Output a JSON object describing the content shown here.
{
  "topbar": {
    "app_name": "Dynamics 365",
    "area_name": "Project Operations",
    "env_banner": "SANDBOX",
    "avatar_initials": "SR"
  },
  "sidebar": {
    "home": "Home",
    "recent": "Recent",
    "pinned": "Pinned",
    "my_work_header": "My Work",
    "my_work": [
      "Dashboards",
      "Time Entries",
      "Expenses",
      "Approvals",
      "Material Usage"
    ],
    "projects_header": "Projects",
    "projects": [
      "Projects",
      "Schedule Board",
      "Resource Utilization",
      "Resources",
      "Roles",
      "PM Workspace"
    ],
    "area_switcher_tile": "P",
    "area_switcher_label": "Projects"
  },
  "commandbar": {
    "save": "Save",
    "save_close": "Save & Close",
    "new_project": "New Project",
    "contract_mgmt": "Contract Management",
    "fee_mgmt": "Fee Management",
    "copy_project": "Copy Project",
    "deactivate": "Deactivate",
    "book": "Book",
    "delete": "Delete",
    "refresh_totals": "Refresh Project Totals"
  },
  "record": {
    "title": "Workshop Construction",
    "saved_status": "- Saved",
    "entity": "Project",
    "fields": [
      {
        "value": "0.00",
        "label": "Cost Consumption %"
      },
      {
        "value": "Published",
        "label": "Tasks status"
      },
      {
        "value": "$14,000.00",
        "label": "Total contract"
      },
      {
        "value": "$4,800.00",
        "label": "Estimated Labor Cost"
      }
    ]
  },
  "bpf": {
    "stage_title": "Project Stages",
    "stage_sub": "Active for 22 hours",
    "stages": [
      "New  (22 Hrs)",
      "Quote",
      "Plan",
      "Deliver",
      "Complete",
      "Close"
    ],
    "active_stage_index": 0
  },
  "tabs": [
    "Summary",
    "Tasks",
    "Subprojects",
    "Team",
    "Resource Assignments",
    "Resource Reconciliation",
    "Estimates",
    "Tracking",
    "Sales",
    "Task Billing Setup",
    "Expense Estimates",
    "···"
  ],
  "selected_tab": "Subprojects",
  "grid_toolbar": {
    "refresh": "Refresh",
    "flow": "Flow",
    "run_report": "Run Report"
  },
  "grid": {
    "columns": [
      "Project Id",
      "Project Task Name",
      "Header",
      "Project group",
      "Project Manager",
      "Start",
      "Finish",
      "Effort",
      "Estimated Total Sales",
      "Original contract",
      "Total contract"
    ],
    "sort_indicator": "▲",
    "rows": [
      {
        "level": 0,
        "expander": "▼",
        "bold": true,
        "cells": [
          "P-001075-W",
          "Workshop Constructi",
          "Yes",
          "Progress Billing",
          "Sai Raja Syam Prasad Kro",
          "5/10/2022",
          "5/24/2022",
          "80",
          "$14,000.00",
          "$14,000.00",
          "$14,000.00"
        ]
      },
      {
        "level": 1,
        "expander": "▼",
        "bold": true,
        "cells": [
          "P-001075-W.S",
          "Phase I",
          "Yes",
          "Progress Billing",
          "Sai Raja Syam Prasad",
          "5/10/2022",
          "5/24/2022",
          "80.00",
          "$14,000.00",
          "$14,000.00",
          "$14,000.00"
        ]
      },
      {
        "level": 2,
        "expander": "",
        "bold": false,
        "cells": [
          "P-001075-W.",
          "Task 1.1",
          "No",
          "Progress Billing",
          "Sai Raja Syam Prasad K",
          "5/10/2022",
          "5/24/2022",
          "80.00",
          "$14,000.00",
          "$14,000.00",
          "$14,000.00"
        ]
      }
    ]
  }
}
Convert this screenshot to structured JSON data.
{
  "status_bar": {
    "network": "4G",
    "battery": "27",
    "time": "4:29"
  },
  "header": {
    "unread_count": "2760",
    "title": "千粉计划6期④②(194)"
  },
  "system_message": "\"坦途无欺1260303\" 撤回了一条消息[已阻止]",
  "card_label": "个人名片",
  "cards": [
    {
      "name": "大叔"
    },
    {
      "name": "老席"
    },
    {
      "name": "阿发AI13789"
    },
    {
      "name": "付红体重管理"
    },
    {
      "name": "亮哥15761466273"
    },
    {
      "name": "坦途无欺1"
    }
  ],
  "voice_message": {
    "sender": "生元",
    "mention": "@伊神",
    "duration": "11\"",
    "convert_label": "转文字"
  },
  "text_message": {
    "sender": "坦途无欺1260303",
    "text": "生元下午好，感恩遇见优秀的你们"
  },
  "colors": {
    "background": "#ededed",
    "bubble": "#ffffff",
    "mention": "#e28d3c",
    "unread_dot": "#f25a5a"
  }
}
* * *
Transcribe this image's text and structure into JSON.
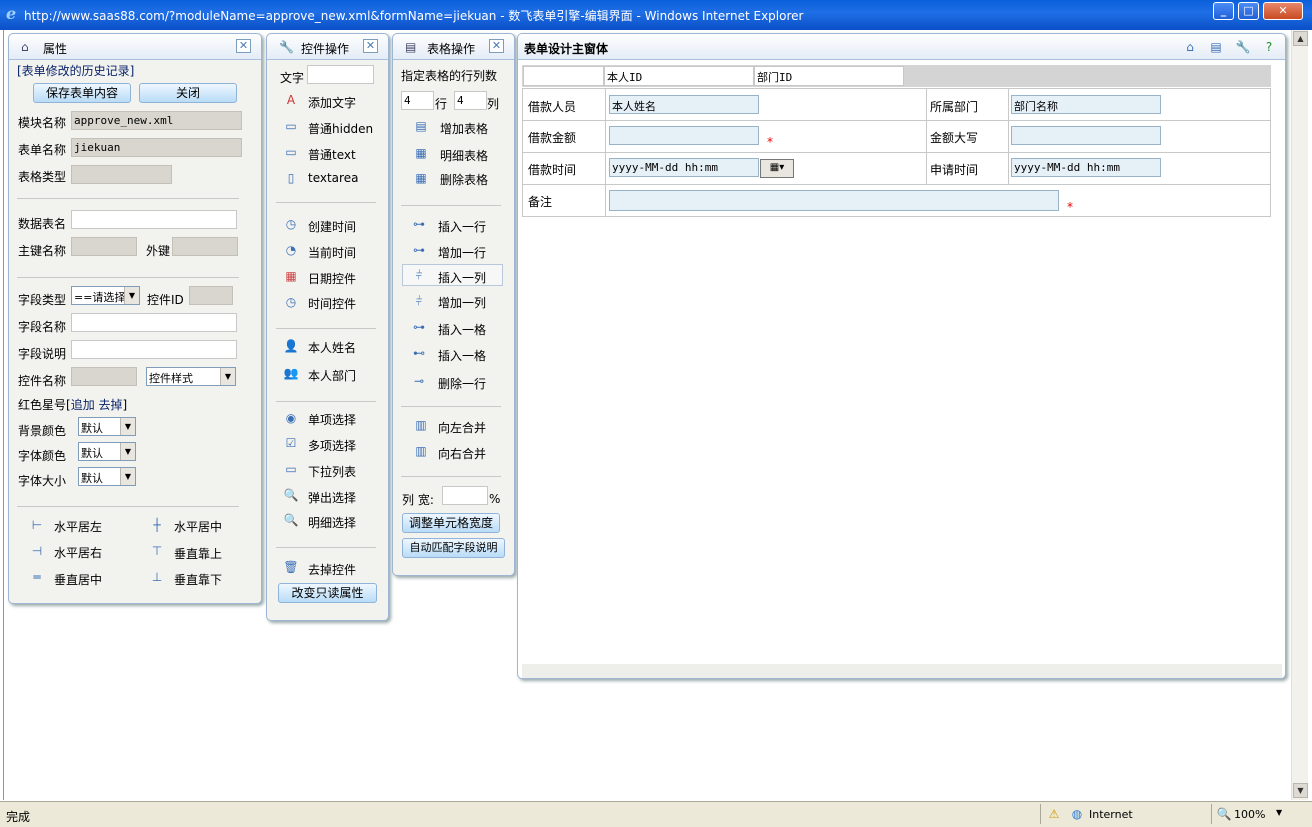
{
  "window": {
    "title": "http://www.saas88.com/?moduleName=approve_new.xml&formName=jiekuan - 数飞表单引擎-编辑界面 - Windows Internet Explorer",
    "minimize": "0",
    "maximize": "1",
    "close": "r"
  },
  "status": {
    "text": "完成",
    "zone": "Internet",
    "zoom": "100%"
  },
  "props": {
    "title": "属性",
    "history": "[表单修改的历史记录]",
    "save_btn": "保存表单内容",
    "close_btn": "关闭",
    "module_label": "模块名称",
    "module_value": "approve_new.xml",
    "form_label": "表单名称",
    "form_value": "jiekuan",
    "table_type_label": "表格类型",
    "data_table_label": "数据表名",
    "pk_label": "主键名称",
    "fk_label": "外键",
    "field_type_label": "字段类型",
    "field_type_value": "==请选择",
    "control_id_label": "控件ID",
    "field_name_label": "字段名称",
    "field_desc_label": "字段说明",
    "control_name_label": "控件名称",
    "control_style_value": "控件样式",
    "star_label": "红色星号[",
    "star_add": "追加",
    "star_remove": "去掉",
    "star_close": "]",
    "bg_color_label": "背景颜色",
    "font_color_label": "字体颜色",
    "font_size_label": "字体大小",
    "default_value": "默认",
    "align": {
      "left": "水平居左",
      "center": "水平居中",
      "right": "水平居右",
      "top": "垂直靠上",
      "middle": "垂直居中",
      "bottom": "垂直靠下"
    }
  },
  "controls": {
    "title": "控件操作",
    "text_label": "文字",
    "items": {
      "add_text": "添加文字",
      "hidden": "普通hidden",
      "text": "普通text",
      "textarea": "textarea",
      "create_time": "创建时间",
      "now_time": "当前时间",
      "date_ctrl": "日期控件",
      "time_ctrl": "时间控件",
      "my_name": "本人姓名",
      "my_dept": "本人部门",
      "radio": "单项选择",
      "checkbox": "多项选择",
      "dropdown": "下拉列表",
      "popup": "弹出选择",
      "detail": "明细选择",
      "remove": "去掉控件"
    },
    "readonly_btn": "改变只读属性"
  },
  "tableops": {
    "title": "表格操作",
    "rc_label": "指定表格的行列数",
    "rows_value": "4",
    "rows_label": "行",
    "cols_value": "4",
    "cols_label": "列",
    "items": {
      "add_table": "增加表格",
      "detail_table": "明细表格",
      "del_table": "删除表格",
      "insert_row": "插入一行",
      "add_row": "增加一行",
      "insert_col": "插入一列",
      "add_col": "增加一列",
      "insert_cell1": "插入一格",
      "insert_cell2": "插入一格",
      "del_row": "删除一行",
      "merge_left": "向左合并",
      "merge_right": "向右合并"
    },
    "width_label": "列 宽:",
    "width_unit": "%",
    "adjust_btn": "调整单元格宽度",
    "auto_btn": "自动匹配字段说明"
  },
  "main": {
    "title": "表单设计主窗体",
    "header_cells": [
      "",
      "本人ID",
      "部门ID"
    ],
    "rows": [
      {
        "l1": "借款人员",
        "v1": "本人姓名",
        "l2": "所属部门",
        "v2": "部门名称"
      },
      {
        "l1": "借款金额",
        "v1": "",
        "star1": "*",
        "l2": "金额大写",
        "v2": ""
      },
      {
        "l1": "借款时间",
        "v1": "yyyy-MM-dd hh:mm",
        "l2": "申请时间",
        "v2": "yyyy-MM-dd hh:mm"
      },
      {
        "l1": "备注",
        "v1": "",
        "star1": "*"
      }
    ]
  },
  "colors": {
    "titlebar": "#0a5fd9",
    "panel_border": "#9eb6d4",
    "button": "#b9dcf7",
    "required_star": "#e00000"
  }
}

TASK DETAILS: Take each line of the material that contains the word "JSON" and list it.

SOLUTION FOR THIS TASK:
Output a JSON object describing the content shown here.
Convert this screenshot to structured JSON data.
Transcribe this image's text and structure into JSON.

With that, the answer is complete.